Aim: Tally the lines containing the word "para", and report the tally alone.

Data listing
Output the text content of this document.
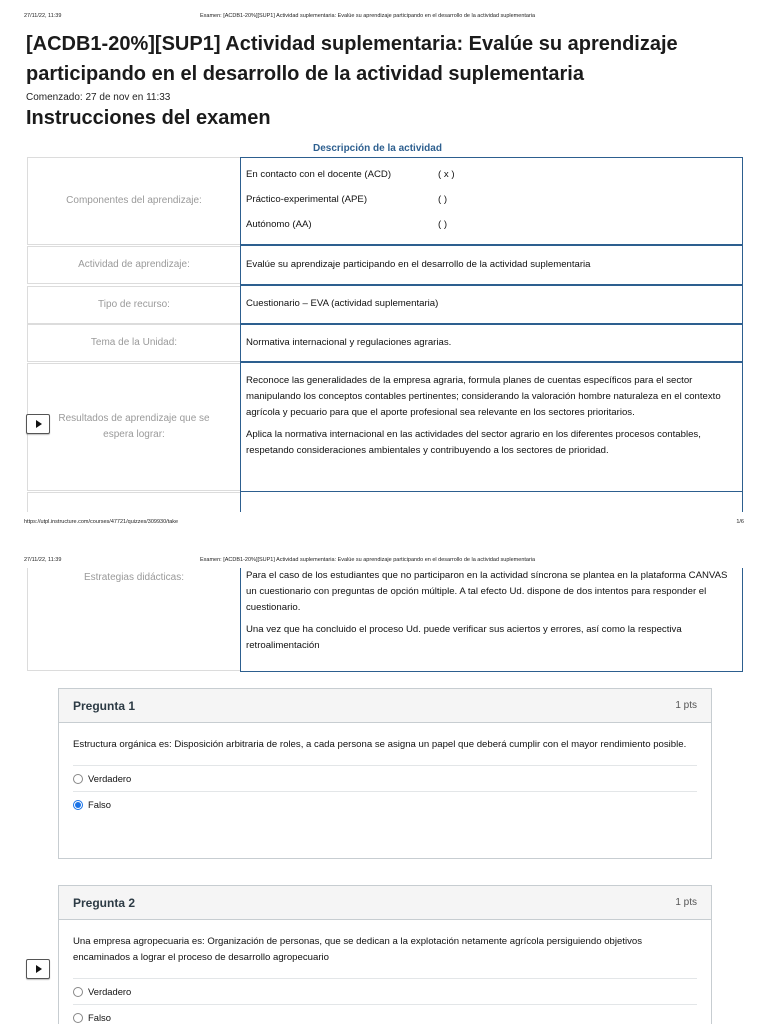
27/11/22, 11:39	Examen: [ACDB1-20%][SUP1] Actividad suplementaria: Evalúe su aprendizaje participando en el desarrollo de la actividad suplementaria
[ACDB1-20%][SUP1] Actividad suplementaria: Evalúe su aprendizaje participando en el desarrollo de la actividad suplementaria
Comenzado: 27 de nov en 11:33
Instrucciones del examen
Descripción de la actividad
Componentes del aprendizaje:
En contacto con el docente (ACD)	( x )
Práctico-experimental (APE)	( )
Autónomo (AA)	( )
Actividad de aprendizaje:	Evalúe su aprendizaje participando en el desarrollo de la actividad suplementaria
Tipo de recurso:	Cuestionario – EVA (actividad suplementaria)
Tema de la Unidad:	Normativa internacional y regulaciones agrarias.
Resultados de aprendizaje que se espera lograr:

Reconoce las generalidades de la empresa agraria, formula planes de cuentas específicos para el sector manipulando los conceptos contables pertinentes; considerando la valoración hombre naturaleza en el contexto agrícola y pecuario para que el aporte profesional sea relevante en los sectores prioritarios.

Aplica la normativa internacional en las actividades del sector agrario en los diferentes procesos contables, respetando consideraciones ambientales y contribuyendo a los sectores de prioridad.

https://utpl.instructure.com/courses/47721/quizzes/309930/take	1/6
27/11/22, 11:39	Examen: [ACDB1-20%][SUP1] Actividad suplementaria: Evalúe su aprendizaje participando en el desarrollo de la actividad suplementaria
Estrategias didácticas:	Para el caso de los estudiantes que no participaron en la actividad síncrona se plantea en la plataforma CANVAS un cuestionario con preguntas de opción múltiple. A tal efecto Ud. dispone de dos intentos para responder el cuestionario.

Una vez que ha concluido el proceso Ud. puede verificar sus aciertos y errores, así como la respectiva retroalimentación

Pregunta 1	1 pts
Estructura orgánica es: Disposición arbitraria de roles, a cada persona se asigna un papel que deberá cumplir con el mayor rendimiento posible.
Verdadero
Falso
Pregunta 2	1 pts
Una empresa agropecuaria es: Organización de personas, que se dedican a la explotación netamente agrícola persiguiendo objetivos encaminados a lograr el proceso de desarrollo agropecuario
Verdadero
Falso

Solution below: 2